* OBJECTIVE *
Find each line with the string "Over" and report it.

[Figure dataset records]
"""
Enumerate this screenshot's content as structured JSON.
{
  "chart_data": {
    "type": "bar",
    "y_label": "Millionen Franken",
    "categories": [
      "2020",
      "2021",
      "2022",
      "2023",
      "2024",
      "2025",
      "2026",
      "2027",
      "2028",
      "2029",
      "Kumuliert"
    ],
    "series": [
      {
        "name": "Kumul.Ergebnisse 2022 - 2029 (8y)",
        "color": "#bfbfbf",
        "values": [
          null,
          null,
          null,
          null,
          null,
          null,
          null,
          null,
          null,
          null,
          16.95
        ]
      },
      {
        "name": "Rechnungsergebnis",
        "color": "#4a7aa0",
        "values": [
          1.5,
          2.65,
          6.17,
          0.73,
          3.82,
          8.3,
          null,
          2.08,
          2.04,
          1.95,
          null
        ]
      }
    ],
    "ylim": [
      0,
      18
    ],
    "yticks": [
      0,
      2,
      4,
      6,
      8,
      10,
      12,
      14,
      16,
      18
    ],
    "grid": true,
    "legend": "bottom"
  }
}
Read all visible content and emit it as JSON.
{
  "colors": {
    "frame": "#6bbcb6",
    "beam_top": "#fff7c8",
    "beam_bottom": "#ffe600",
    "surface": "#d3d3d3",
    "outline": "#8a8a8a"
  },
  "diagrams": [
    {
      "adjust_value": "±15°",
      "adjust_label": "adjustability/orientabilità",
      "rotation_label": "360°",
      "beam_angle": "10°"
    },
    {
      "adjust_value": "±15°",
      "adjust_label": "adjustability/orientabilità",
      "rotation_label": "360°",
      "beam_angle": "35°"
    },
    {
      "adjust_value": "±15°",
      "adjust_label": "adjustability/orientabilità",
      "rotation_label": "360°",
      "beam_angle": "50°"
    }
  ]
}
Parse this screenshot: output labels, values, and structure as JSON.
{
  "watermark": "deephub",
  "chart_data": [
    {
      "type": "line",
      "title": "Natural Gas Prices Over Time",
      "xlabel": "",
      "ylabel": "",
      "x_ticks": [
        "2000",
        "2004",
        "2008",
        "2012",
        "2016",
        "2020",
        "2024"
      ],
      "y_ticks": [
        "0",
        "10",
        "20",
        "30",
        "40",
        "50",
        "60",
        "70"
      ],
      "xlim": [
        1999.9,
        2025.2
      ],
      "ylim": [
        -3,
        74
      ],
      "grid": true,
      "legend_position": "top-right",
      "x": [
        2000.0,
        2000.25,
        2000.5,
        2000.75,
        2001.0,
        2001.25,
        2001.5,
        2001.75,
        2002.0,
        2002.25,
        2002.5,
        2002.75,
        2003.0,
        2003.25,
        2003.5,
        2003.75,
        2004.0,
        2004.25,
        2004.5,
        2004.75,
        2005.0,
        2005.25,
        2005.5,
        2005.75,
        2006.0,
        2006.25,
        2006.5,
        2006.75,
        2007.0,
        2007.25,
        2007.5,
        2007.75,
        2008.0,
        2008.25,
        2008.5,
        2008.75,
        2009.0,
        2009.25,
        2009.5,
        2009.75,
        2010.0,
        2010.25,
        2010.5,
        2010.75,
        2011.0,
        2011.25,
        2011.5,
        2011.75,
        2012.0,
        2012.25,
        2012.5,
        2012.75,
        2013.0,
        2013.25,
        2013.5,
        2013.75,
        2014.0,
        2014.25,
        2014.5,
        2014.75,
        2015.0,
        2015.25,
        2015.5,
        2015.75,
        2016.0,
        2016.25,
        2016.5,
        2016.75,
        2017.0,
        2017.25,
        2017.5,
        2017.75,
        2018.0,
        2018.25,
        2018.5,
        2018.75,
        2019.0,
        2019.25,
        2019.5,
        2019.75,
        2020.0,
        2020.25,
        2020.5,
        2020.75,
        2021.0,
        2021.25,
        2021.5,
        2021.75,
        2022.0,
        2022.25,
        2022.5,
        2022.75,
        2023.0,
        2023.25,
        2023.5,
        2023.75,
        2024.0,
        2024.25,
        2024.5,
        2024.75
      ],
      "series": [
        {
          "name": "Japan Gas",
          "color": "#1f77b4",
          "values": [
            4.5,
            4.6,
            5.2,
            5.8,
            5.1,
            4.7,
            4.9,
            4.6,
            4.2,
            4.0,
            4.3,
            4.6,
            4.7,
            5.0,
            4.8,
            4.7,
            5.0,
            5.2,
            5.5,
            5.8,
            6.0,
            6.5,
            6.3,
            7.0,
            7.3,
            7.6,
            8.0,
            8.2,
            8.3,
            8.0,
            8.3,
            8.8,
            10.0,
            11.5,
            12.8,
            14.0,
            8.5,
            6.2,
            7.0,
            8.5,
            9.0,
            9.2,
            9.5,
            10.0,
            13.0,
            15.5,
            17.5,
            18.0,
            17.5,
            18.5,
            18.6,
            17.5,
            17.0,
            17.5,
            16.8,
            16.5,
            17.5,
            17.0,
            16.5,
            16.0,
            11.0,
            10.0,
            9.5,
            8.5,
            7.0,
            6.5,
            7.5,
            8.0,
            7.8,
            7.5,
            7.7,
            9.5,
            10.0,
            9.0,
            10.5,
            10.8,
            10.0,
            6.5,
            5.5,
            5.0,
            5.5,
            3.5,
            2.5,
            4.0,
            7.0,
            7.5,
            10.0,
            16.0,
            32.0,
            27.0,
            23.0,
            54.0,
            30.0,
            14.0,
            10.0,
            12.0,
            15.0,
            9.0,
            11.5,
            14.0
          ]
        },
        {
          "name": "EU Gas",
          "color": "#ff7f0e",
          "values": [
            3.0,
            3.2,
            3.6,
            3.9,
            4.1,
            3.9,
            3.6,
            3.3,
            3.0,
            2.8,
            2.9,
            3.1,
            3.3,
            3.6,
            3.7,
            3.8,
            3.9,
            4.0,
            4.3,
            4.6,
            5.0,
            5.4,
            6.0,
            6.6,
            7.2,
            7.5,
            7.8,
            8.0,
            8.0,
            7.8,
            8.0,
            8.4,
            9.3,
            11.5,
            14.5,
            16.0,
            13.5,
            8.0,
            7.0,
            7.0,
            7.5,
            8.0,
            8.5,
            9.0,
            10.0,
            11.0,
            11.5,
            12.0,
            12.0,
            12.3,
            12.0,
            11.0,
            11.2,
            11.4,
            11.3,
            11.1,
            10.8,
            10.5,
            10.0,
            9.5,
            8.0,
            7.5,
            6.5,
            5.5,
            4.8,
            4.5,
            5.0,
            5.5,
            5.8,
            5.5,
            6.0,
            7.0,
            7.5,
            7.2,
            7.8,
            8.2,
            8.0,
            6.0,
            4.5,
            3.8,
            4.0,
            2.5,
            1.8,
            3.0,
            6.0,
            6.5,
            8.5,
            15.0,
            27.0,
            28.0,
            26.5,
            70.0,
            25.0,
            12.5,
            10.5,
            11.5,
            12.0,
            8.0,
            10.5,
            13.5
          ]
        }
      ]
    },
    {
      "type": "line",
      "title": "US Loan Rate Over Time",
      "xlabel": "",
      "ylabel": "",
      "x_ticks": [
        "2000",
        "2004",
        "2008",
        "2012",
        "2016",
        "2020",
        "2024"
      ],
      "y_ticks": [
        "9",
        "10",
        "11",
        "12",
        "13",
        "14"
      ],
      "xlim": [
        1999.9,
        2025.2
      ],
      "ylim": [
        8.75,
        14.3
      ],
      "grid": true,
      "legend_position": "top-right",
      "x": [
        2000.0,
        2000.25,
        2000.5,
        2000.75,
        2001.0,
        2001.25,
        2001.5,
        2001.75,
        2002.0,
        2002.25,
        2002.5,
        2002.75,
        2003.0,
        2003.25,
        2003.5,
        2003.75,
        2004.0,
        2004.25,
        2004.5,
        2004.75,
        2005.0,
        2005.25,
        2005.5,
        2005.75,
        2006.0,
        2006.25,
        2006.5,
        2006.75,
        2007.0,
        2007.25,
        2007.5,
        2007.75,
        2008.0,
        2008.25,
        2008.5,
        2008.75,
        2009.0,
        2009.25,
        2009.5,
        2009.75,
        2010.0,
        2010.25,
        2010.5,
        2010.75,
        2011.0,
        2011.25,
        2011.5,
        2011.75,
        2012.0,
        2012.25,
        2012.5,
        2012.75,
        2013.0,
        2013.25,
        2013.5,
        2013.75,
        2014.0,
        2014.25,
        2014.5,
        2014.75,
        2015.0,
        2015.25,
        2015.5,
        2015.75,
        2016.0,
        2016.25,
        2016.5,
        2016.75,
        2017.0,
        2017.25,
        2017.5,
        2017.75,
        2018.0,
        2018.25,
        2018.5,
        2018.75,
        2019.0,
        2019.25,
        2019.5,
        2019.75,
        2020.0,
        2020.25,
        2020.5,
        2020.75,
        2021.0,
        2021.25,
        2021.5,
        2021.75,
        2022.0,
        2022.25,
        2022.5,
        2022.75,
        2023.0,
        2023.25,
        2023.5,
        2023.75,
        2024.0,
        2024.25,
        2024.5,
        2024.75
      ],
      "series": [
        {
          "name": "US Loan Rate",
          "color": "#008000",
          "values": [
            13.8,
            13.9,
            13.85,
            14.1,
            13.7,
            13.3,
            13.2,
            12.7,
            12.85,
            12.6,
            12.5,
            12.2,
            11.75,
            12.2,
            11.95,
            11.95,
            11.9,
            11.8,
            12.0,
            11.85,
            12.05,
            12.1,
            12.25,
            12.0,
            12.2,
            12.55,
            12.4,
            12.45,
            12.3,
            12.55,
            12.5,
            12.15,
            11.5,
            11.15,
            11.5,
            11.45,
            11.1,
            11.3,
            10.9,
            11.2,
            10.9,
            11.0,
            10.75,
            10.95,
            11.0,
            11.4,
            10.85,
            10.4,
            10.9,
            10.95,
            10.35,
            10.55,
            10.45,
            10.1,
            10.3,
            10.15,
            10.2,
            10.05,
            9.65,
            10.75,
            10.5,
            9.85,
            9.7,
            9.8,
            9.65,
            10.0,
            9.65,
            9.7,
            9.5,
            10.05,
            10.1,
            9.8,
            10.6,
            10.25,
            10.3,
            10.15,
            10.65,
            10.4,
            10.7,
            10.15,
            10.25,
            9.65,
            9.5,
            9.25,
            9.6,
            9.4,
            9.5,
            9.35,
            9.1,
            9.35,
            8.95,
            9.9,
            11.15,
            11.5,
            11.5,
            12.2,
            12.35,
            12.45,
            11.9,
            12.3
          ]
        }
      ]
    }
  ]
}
"""
* SOLUTION TO THIS EXERCISE *
      "title": "Natural Gas Prices Over Time",
      "title": "US Loan Rate Over Time",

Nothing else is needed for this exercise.